Direction ->
Select and copy out every line in the records containing "seventy".

Dataset items ->
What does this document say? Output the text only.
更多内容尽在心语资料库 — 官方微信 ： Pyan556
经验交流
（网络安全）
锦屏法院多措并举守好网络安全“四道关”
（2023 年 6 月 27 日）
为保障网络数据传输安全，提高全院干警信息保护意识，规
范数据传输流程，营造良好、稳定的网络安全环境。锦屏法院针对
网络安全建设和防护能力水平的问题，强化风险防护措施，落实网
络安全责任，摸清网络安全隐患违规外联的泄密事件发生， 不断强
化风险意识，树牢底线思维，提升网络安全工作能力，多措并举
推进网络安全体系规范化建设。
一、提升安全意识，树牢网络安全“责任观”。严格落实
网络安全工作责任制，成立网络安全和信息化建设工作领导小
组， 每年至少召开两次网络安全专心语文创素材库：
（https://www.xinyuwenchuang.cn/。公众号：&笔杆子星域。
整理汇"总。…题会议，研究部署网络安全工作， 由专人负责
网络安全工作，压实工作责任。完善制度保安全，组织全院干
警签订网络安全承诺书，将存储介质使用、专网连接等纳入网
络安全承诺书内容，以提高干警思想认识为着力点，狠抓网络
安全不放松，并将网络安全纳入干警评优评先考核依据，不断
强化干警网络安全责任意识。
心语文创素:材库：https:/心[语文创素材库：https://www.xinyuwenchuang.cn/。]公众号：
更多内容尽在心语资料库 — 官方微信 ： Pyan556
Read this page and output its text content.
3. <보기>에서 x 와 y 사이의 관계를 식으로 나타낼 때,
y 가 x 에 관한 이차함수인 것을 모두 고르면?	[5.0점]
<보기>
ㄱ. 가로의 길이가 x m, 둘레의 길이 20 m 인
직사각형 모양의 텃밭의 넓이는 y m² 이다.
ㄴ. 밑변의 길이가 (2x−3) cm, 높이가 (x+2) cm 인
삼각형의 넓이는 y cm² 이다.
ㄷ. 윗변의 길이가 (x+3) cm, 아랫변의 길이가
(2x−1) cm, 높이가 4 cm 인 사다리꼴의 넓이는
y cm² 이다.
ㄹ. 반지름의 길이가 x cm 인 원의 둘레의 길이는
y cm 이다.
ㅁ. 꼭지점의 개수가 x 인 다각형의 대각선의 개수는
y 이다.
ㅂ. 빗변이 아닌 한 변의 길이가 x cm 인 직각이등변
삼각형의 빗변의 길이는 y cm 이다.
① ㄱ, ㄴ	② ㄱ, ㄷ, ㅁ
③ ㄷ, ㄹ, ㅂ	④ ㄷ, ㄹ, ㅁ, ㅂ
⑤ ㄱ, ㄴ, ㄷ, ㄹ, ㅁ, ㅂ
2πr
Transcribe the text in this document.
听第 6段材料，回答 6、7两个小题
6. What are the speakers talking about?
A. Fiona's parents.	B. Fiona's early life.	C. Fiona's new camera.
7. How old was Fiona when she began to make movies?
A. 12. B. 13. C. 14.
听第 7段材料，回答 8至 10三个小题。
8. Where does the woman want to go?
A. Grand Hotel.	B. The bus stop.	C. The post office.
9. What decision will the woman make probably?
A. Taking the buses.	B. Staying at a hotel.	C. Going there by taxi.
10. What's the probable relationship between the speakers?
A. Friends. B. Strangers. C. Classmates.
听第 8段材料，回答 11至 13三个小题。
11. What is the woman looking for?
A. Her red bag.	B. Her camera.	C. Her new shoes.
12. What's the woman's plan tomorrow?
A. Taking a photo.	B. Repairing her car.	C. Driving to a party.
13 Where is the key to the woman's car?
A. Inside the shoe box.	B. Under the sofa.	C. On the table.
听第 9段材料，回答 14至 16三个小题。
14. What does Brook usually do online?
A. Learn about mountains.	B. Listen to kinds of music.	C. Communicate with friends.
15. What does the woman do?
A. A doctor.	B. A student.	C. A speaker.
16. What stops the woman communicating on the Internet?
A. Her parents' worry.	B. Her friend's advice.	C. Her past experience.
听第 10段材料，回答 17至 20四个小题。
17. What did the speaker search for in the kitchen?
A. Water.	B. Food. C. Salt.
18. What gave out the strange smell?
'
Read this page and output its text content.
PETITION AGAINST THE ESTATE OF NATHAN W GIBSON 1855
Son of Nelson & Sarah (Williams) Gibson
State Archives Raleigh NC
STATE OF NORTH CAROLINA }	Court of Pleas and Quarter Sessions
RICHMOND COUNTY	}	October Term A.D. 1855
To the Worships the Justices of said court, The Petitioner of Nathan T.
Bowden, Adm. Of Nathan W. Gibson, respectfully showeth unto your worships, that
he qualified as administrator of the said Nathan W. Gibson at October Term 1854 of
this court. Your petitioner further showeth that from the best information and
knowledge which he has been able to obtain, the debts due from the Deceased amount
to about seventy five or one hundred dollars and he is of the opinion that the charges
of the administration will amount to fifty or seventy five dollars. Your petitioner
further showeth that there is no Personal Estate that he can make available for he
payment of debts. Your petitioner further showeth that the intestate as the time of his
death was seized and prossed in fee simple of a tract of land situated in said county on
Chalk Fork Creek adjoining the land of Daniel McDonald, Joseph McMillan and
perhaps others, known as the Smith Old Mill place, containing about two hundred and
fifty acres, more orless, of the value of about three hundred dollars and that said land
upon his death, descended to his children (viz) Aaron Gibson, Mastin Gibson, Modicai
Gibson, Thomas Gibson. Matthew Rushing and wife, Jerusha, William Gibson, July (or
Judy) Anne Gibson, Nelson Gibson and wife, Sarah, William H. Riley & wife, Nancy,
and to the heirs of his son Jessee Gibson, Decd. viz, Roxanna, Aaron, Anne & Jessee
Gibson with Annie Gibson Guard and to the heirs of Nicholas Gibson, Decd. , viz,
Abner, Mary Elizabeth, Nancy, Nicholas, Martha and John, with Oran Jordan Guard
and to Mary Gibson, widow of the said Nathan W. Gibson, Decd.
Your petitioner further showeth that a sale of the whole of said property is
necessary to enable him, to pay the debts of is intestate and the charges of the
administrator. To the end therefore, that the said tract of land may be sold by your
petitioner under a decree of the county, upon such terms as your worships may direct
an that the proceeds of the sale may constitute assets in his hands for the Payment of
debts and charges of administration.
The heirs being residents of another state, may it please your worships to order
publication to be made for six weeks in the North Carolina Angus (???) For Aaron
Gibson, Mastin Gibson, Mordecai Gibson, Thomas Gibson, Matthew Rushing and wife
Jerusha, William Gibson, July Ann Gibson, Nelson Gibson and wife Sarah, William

Output below ->
to about seventy five or one hundred dollars and he is of the opinion that the charges
of the administration will amount to fifty or seventy five dollars. Your petitioner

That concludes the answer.